REQUIREMENT:
Extract every entry word for word. Skip the pictures.

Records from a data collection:
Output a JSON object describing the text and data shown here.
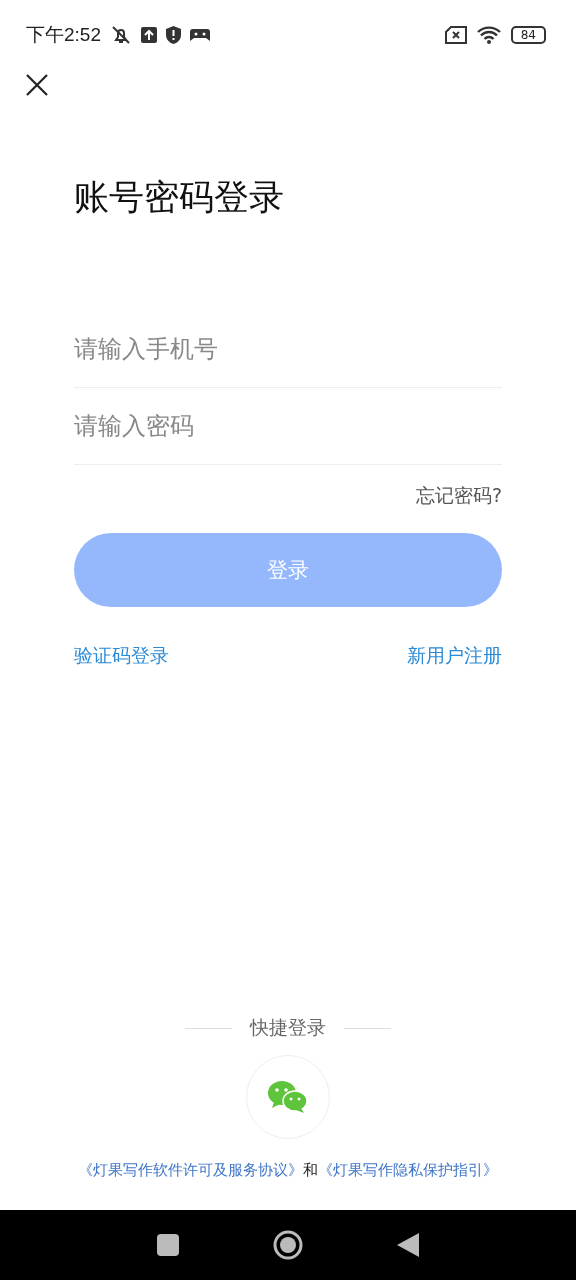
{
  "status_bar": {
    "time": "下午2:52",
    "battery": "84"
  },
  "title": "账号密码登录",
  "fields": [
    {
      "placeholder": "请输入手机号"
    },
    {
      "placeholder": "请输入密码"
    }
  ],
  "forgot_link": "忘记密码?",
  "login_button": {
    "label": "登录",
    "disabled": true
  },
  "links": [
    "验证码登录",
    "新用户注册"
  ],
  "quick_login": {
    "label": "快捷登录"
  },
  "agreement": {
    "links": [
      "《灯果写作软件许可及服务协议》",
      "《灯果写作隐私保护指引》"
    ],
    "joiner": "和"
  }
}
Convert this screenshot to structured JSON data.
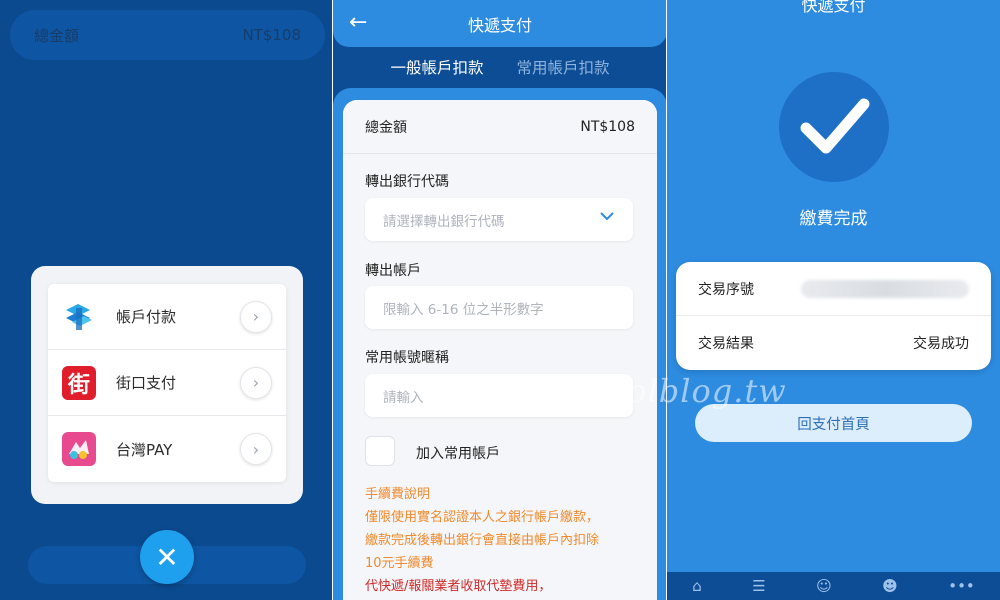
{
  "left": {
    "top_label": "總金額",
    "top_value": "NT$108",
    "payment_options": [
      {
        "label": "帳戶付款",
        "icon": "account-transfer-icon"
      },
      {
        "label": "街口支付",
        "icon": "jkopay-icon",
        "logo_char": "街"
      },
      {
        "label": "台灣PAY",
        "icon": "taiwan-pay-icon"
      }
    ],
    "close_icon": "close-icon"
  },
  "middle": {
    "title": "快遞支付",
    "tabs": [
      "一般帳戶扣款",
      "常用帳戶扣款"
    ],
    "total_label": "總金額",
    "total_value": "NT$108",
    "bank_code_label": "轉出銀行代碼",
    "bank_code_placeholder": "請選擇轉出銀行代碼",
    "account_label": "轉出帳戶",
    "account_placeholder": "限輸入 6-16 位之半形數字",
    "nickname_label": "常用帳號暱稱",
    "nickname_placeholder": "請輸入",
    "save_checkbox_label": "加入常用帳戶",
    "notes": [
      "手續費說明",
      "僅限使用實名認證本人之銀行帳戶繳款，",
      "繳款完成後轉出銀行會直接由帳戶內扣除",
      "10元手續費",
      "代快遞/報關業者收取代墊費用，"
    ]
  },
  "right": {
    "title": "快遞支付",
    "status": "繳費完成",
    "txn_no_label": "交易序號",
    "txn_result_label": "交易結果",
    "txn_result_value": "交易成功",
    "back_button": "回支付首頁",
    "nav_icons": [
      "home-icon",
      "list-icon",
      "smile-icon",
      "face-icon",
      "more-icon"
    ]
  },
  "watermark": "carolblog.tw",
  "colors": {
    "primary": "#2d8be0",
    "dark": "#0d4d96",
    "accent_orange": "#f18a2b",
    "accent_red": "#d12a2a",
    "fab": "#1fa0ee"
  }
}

OUTPUT FOR THIS EXERCISE:
Output a JSON object describing the text and data shown here.
{
  "status_bar": {
    "time": "下午2:52",
    "battery": "84"
  },
  "title": "账号密码登录",
  "fields": [
    {
      "placeholder": "请输入手机号"
    },
    {
      "placeholder": "请输入密码"
    }
  ],
  "forgot_link": "忘记密码?",
  "login_button": {
    "label": "登录",
    "disabled": true
  },
  "links": [
    "验证码登录",
    "新用户注册"
  ],
  "quick_login": {
    "label": "快捷登录"
  },
  "agreement": {
    "links": [
      "《灯果写作软件许可及服务协议》",
      "《灯果写作隐私保护指引》"
    ],
    "joiner": "和"
  }
}
Convert this screenshot to structured JSON data.
{
  "left": {
    "top_label": "總金額",
    "top_value": "NT$108",
    "payment_options": [
      {
        "label": "帳戶付款",
        "icon": "account-transfer-icon"
      },
      {
        "label": "街口支付",
        "icon": "jkopay-icon",
        "logo_char": "街"
      },
      {
        "label": "台灣PAY",
        "icon": "taiwan-pay-icon"
      }
    ],
    "close_icon": "close-icon"
  },
  "middle": {
    "title": "快遞支付",
    "tabs": [
      "一般帳戶扣款",
      "常用帳戶扣款"
    ],
    "total_label": "總金額",
    "total_value": "NT$108",
    "bank_code_label": "轉出銀行代碼",
    "bank_code_placeholder": "請選擇轉出銀行代碼",
    "account_label": "轉出帳戶",
    "account_placeholder": "限輸入 6-16 位之半形數字",
    "nickname_label": "常用帳號暱稱",
    "nickname_placeholder": "請輸入",
    "save_checkbox_label": "加入常用帳戶",
    "notes": [
      "手續費說明",
      "僅限使用實名認證本人之銀行帳戶繳款，",
      "繳款完成後轉出銀行會直接由帳戶內扣除",
      "10元手續費",
      "代快遞/報關業者收取代墊費用，"
    ]
  },
  "right": {
    "title": "快遞支付",
    "status": "繳費完成",
    "txn_no_label": "交易序號",
    "txn_result_label": "交易結果",
    "txn_result_value": "交易成功",
    "back_button": "回支付首頁",
    "nav_icons": [
      "home-icon",
      "list-icon",
      "smile-icon",
      "face-icon",
      "more-icon"
    ]
  },
  "watermark": "carolblog.tw",
  "colors": {
    "primary": "#2d8be0",
    "dark": "#0d4d96",
    "accent_orange": "#f18a2b",
    "accent_red": "#d12a2a",
    "fab": "#1fa0ee"
  }
}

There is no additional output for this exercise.